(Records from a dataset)
****************************************

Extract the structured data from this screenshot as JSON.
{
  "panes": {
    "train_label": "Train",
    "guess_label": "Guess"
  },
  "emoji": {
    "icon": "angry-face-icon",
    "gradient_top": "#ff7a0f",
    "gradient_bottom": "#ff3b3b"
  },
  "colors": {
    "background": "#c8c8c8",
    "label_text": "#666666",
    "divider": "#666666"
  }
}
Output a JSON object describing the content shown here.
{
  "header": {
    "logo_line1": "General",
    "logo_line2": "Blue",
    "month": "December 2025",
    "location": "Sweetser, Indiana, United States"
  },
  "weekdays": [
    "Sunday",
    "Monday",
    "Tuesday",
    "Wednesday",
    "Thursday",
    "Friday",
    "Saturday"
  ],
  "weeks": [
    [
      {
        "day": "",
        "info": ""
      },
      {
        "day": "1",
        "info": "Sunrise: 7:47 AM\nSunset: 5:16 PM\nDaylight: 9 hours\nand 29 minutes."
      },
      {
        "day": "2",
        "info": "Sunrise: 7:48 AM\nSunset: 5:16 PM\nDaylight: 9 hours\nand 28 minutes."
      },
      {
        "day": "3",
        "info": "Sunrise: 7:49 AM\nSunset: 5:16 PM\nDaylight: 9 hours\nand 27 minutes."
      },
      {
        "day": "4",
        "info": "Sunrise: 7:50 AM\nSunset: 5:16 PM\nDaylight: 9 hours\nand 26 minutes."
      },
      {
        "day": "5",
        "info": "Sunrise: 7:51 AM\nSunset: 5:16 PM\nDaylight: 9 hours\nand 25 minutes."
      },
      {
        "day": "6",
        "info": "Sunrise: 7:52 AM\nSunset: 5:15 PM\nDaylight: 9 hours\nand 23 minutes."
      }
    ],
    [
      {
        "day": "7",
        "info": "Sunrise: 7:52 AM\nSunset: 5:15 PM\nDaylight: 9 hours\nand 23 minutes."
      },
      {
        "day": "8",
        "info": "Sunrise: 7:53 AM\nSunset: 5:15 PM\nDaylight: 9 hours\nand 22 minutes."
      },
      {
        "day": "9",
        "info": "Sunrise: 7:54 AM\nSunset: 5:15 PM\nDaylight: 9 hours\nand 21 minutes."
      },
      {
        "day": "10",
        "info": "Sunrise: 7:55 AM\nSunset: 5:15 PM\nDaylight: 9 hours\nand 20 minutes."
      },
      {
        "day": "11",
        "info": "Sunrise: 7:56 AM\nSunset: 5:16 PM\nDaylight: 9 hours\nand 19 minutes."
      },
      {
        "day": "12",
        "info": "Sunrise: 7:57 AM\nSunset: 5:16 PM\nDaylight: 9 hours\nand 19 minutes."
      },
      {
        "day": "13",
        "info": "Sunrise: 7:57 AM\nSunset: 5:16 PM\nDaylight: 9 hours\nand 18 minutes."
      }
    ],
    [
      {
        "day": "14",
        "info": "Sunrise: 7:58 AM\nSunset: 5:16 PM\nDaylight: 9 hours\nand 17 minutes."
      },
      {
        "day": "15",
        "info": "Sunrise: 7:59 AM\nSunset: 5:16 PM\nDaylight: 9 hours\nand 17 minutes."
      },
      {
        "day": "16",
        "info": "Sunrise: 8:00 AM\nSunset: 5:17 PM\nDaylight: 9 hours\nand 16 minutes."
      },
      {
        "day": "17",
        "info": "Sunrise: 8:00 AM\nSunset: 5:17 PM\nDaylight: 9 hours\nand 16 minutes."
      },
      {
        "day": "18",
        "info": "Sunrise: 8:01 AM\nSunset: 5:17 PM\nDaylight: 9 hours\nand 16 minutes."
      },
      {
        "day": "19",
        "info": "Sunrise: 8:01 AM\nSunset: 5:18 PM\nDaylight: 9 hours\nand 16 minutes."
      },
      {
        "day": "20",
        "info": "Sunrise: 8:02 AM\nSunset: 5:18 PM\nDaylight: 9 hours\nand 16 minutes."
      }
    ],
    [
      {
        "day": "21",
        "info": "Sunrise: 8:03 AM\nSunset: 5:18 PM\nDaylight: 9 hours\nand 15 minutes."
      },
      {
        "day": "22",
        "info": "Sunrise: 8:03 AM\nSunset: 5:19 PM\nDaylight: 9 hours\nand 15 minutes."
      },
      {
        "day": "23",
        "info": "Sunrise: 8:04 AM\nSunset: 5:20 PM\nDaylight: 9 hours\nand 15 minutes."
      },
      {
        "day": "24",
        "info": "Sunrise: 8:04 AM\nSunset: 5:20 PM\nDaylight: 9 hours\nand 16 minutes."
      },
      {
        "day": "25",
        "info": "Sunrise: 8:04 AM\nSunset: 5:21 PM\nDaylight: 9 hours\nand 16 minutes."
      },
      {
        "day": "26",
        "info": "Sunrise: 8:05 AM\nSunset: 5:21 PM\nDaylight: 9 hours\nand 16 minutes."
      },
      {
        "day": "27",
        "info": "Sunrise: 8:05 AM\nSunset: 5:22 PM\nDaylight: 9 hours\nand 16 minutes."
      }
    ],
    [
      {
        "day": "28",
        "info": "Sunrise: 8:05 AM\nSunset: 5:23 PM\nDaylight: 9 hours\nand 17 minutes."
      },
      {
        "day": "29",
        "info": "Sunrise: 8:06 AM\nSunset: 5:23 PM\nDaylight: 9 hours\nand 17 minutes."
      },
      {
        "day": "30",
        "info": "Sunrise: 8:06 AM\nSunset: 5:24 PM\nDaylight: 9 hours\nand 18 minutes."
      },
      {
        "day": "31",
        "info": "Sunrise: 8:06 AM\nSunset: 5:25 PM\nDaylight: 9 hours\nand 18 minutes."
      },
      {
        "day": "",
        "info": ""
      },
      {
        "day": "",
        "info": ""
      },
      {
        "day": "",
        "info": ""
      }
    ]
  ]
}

****************************************

**REQUIRED TASK:** Filter the listing above by the word "JSON"; copy each line that passes.

**RESULT BELOW:**
Extract the structured data from this screenshot as JSON.
Output a JSON object describing the content shown here.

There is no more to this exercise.